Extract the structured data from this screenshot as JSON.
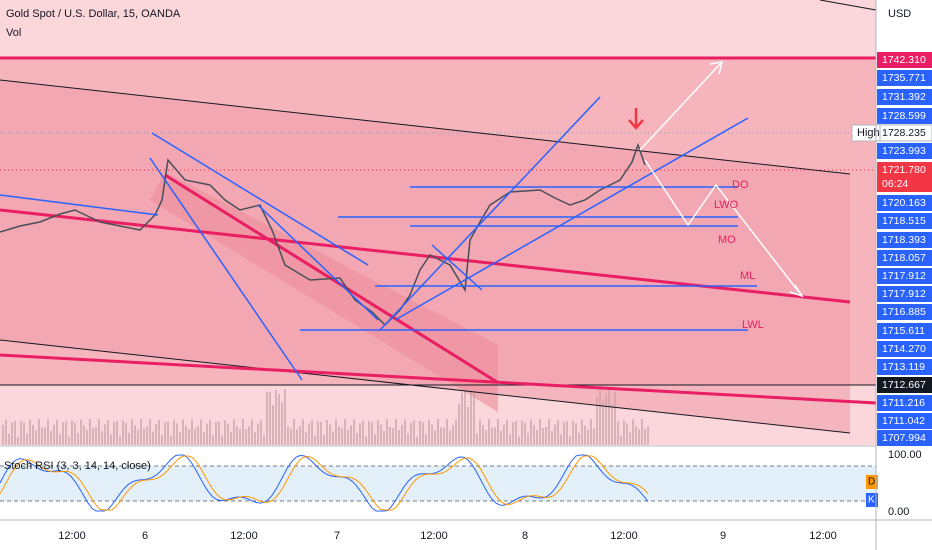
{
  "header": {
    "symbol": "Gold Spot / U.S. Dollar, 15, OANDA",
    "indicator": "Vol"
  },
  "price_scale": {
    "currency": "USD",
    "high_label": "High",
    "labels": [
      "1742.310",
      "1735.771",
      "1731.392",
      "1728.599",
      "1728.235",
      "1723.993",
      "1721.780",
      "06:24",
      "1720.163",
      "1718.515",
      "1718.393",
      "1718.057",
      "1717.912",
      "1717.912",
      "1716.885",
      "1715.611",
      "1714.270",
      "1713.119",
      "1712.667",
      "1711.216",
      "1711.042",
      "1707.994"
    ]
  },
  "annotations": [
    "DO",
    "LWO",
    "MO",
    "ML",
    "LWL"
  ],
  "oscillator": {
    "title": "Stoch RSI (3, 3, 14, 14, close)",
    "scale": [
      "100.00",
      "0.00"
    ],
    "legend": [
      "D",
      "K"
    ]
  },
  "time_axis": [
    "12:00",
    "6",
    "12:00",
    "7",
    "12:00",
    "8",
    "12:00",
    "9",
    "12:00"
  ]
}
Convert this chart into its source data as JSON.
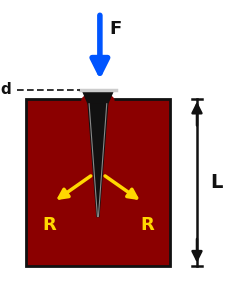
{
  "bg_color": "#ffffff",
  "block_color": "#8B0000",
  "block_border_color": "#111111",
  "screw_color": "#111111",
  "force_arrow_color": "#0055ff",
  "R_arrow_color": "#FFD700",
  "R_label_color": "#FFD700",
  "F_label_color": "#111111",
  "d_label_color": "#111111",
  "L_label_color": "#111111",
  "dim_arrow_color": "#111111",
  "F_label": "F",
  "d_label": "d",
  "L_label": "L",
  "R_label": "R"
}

--- --- ---

Written request —
Your task is to retype the lines running from the one that contains "Convert this chart" through the end of the records, and nothing else. Pictures are not part of the copy.

Response —
Convert this chart into its source data as JSON.
{
  "bg_color": "#ffffff",
  "block_color": "#8B0000",
  "block_border_color": "#111111",
  "screw_color": "#111111",
  "force_arrow_color": "#0055ff",
  "R_arrow_color": "#FFD700",
  "R_label_color": "#FFD700",
  "F_label_color": "#111111",
  "d_label_color": "#111111",
  "L_label_color": "#111111",
  "dim_arrow_color": "#111111",
  "F_label": "F",
  "d_label": "d",
  "L_label": "L",
  "R_label": "R"
}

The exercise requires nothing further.